» **THE PROBLEM**:
Copy out the listing that follows, exact in every word, and skip the images.
•••••
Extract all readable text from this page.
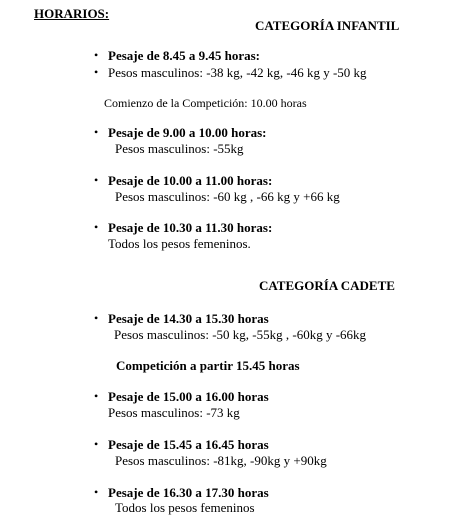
HORARIOS:
CATEGORÍA INFANTIL
• Pesaje de 8.45 a 9.45 horas:
• Pesos masculinos: -38 kg, -42 kg, -46 kg y -50 kg
Comienzo de la Competición: 10.00 horas
• Pesaje de 9.00 a 10.00 horas:
Pesos masculinos: -55kg
• Pesaje de 10.00 a 11.00 horas:
Pesos masculinos: -60 kg , -66 kg y +66 kg
• Pesaje de 10.30 a 11.30 horas:
Todos los pesos femeninos.
CATEGORÍA CADETE
• Pesaje de 14.30 a 15.30 horas
Pesos masculinos: -50 kg, -55kg , -60kg y -66kg
Competición a partir 15.45 horas
• Pesaje de 15.00 a 16.00 horas
Pesos masculinos: -73 kg
• Pesaje de 15.45 a 16.45 horas
Pesos masculinos: -81kg, -90kg y +90kg
• Pesaje de 16.30 a 17.30 horas
Todos los pesos femeninos
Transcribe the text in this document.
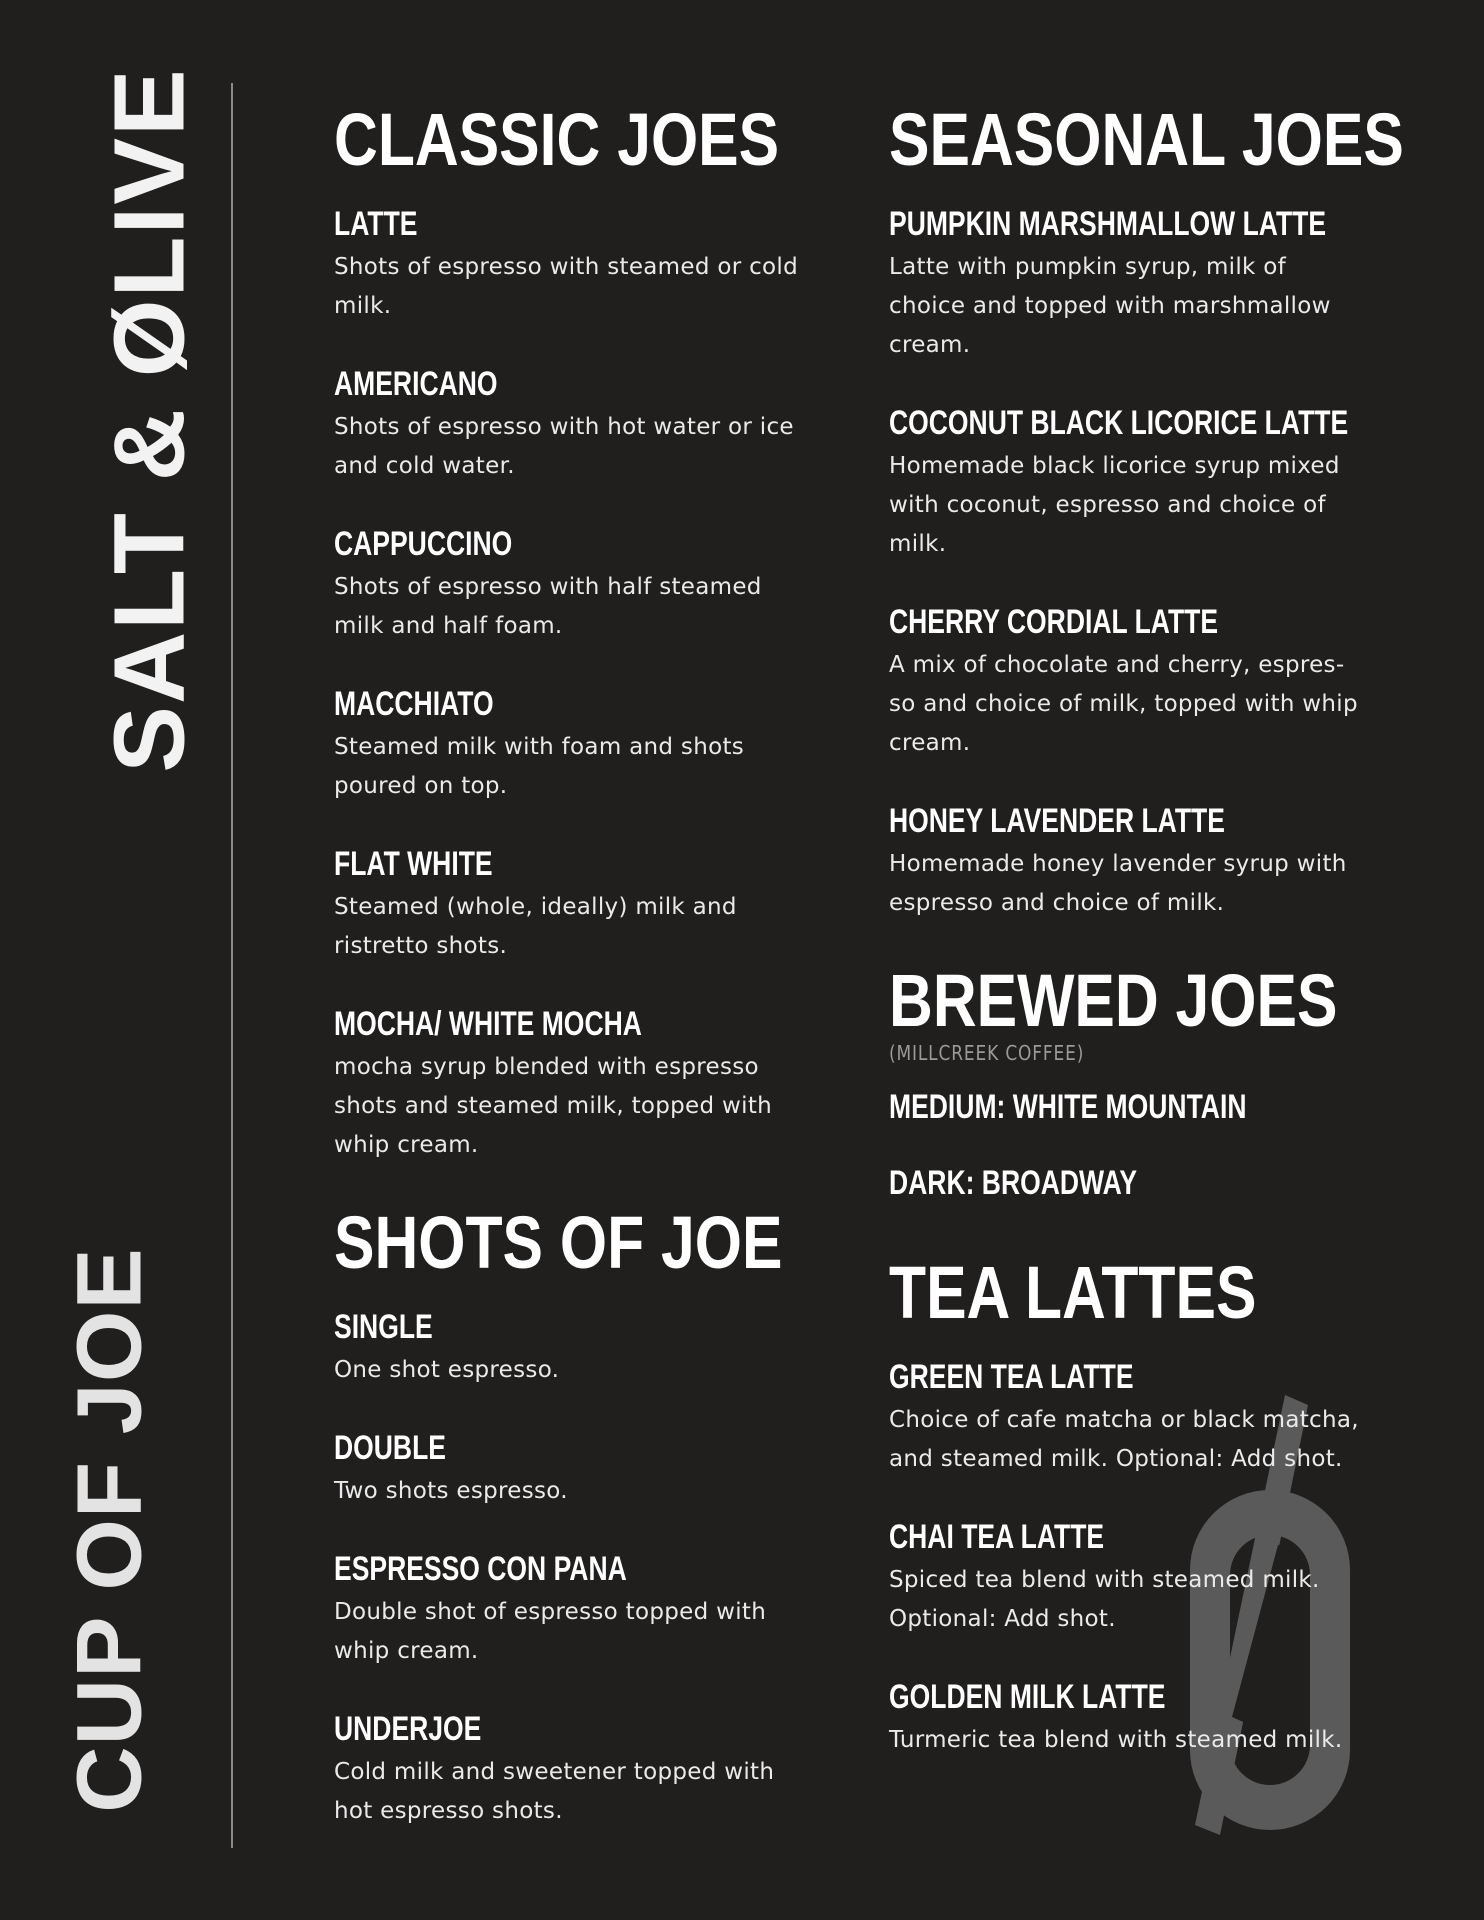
SALT & ØLIVE
CUP OF JOE
CLASSIC JOES
LATTE
Shots of espresso with steamed or cold milk.
AMERICANO
Shots of espresso with hot water or ice and cold water.
CAPPUCCINO
Shots of espresso with half steamed milk and half foam.
MACCHIATO
Steamed milk with foam and shots poured on top.
FLAT WHITE
Steamed (whole, ideally) milk and ristretto shots.
MOCHA/ WHITE MOCHA
mocha syrup blended with espresso shots and steamed milk, topped with whip cream.
SHOTS OF JOE
SINGLE
One shot espresso.
DOUBLE
Two shots espresso.
ESPRESSO CON PANA
Double shot of espresso topped with whip cream.
UNDERJOE
Cold milk and sweetener topped with hot espresso shots.
SEASONAL JOES
PUMPKIN MARSHMALLOW LATTE
Latte with pumpkin syrup, milk of choice and topped with marshmallow cream.
COCONUT BLACK LICORICE LATTE
Homemade black licorice syrup mixed with coconut, espresso and choice of milk.
CHERRY CORDIAL LATTE
A mix of chocolate and cherry, espres-so and choice of milk, topped with whip cream.
HONEY LAVENDER LATTE
Homemade honey lavender syrup with espresso and choice of milk.
BREWED JOES
(MILLCREEK COFFEE)
MEDIUM: WHITE MOUNTAIN
DARK: BROADWAY
TEA LATTES
GREEN TEA LATTE
Choice of cafe matcha or black matcha, and steamed milk. Optional: Add shot.
CHAI TEA LATTE
Spiced tea blend with steamed milk. Optional: Add shot.
GOLDEN MILK LATTE
Turmeric tea blend with steamed milk.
•••••
» **SOLUTION**:
Extract all readable text from this page.
HORARIOS:
CATEGORÍA INFANTIL
• Pesaje de 8.45 a 9.45 horas:
• Pesos masculinos: -38 kg, -42 kg, -46 kg y -50 kg
Comienzo de la Competición: 10.00 horas
• Pesaje de 9.00 a 10.00 horas:
Pesos masculinos: -55kg
• Pesaje de 10.00 a 11.00 horas:
Pesos masculinos: -60 kg , -66 kg y +66 kg
• Pesaje de 10.30 a 11.30 horas:
Todos los pesos femeninos.
CATEGORÍA CADETE
• Pesaje de 14.30 a 15.30 horas
Pesos masculinos: -50 kg, -55kg , -60kg y -66kg
Competición a partir 15.45 horas
• Pesaje de 15.00 a 16.00 horas
Pesos masculinos: -73 kg
• Pesaje de 15.45 a 16.45 horas
Pesos masculinos: -81kg, -90kg y +90kg
• Pesaje de 16.30 a 17.30 horas
Todos los pesos femeninos
Transcribe the text in this document.
SALT & ØLIVE
CUP OF JOE
CLASSIC JOES
LATTE
Shots of espresso with steamed or cold milk.
AMERICANO
Shots of espresso with hot water or ice and cold water.
CAPPUCCINO
Shots of espresso with half steamed milk and half foam.
MACCHIATO
Steamed milk with foam and shots poured on top.
FLAT WHITE
Steamed (whole, ideally) milk and ristretto shots.
MOCHA/ WHITE MOCHA
mocha syrup blended with espresso shots and steamed milk, topped with whip cream.
SHOTS OF JOE
SINGLE
One shot espresso.
DOUBLE
Two shots espresso.
ESPRESSO CON PANA
Double shot of espresso topped with whip cream.
UNDERJOE
Cold milk and sweetener topped with hot espresso shots.
SEASONAL JOES
PUMPKIN MARSHMALLOW LATTE
Latte with pumpkin syrup, milk of choice and topped with marshmallow cream.
COCONUT BLACK LICORICE LATTE
Homemade black licorice syrup mixed with coconut, espresso and choice of milk.
CHERRY CORDIAL LATTE
A mix of chocolate and cherry, espres-so and choice of milk, topped with whip cream.
HONEY LAVENDER LATTE
Homemade honey lavender syrup with espresso and choice of milk.
BREWED JOES
(MILLCREEK COFFEE)
MEDIUM: WHITE MOUNTAIN
DARK: BROADWAY
TEA LATTES
GREEN TEA LATTE
Choice of cafe matcha or black matcha, and steamed milk. Optional: Add shot.
CHAI TEA LATTE
Spiced tea blend with steamed milk. Optional: Add shot.
GOLDEN MILK LATTE
Turmeric tea blend with steamed milk.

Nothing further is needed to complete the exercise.